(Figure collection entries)
--------------------

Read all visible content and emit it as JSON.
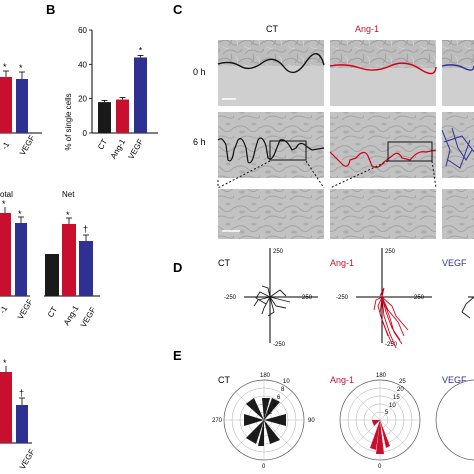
{
  "panels": {
    "a": "",
    "b": "B",
    "c": "C",
    "d": "D",
    "e": "E"
  },
  "colors": {
    "ct": "#1a1a1a",
    "ang1": "#c8102e",
    "vegf": "#2e3192",
    "micro": "#b7b7b7",
    "star": "#000000"
  },
  "conditions": {
    "ct": "CT",
    "ang1": "Ang-1",
    "vegf": "VEGF"
  },
  "panel_a": {
    "top_xlabels": [
      "-1",
      "VEGF"
    ],
    "mid_titles": [
      "otal",
      "Net"
    ],
    "mid_left_xlabels": [
      "-1",
      "VEGF"
    ],
    "mid_net_xlabels": [
      "CT",
      "Ang-1",
      "VEGF"
    ],
    "bottom_xlabels": [
      "VEGF"
    ],
    "markers": {
      "star": "*",
      "dagger": "†"
    }
  },
  "panel_c": {
    "time_labels": [
      "0 h",
      "6 h"
    ]
  },
  "panel_d": {
    "axis_labels": {
      "top": "250",
      "bottom": "-250",
      "left": "-250",
      "right": "250"
    }
  },
  "panel_e": {
    "angle_labels": {
      "top": "180",
      "right": "90",
      "bottom": "0",
      "left": "270"
    },
    "ct_radial_ticks": [
      "10",
      "8",
      "6",
      "4",
      "2"
    ],
    "ang1_radial_ticks": [
      "25",
      "20",
      "15",
      "10",
      "5"
    ]
  },
  "chart_data": [
    {
      "type": "bar",
      "panel": "B",
      "categories": [
        "CT",
        "Ang-1",
        "VEGF"
      ],
      "values": [
        18,
        19.5,
        44
      ],
      "errors": [
        1,
        1.2,
        1.2
      ],
      "ylabel": "% of single cells",
      "ylim": [
        0,
        60
      ],
      "yticks": [
        "0",
        "20",
        "40",
        "60"
      ],
      "annotations": [
        "",
        "",
        "*"
      ]
    }
  ]
}
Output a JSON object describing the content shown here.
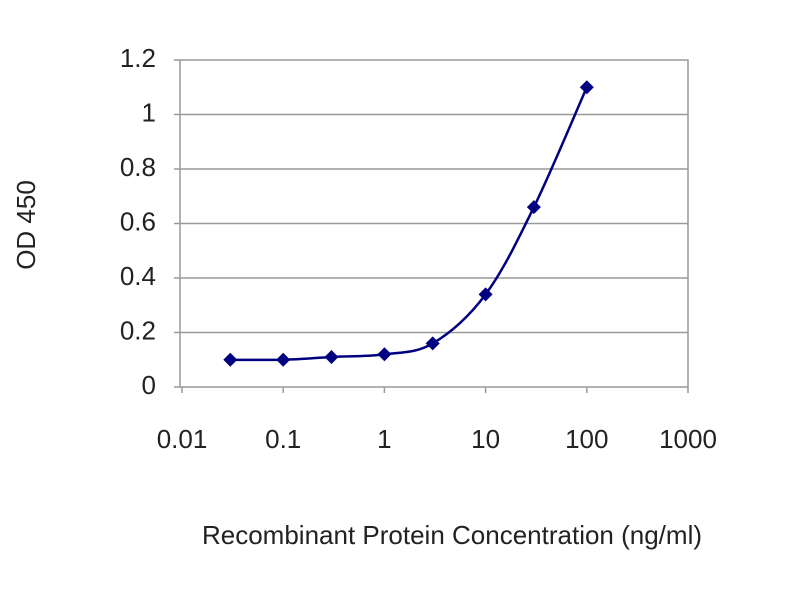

--------------------

# EXERCISE BRIEF
Your copy should hold all the data word for word. It should hold no pictures.

# EXPECTED ANSWER
Read all visible content and emit it as JSON.
{
  "panels": {
    "a": "",
    "b": "B",
    "c": "C",
    "d": "D",
    "e": "E"
  },
  "colors": {
    "ct": "#1a1a1a",
    "ang1": "#c8102e",
    "vegf": "#2e3192",
    "micro": "#b7b7b7",
    "star": "#000000"
  },
  "conditions": {
    "ct": "CT",
    "ang1": "Ang-1",
    "vegf": "VEGF"
  },
  "panel_a": {
    "top_xlabels": [
      "-1",
      "VEGF"
    ],
    "mid_titles": [
      "otal",
      "Net"
    ],
    "mid_left_xlabels": [
      "-1",
      "VEGF"
    ],
    "mid_net_xlabels": [
      "CT",
      "Ang-1",
      "VEGF"
    ],
    "bottom_xlabels": [
      "VEGF"
    ],
    "markers": {
      "star": "*",
      "dagger": "†"
    }
  },
  "panel_c": {
    "time_labels": [
      "0 h",
      "6 h"
    ]
  },
  "panel_d": {
    "axis_labels": {
      "top": "250",
      "bottom": "-250",
      "left": "-250",
      "right": "250"
    }
  },
  "panel_e": {
    "angle_labels": {
      "top": "180",
      "right": "90",
      "bottom": "0",
      "left": "270"
    },
    "ct_radial_ticks": [
      "10",
      "8",
      "6",
      "4",
      "2"
    ],
    "ang1_radial_ticks": [
      "25",
      "20",
      "15",
      "10",
      "5"
    ]
  },
  "chart_data": [
    {
      "type": "bar",
      "panel": "B",
      "categories": [
        "CT",
        "Ang-1",
        "VEGF"
      ],
      "values": [
        18,
        19.5,
        44
      ],
      "errors": [
        1,
        1.2,
        1.2
      ],
      "ylabel": "% of single cells",
      "ylim": [
        0,
        60
      ],
      "yticks": [
        "0",
        "20",
        "40",
        "60"
      ],
      "annotations": [
        "",
        "",
        "*"
      ]
    }
  ]
}
Output a JSON object describing the content shown here.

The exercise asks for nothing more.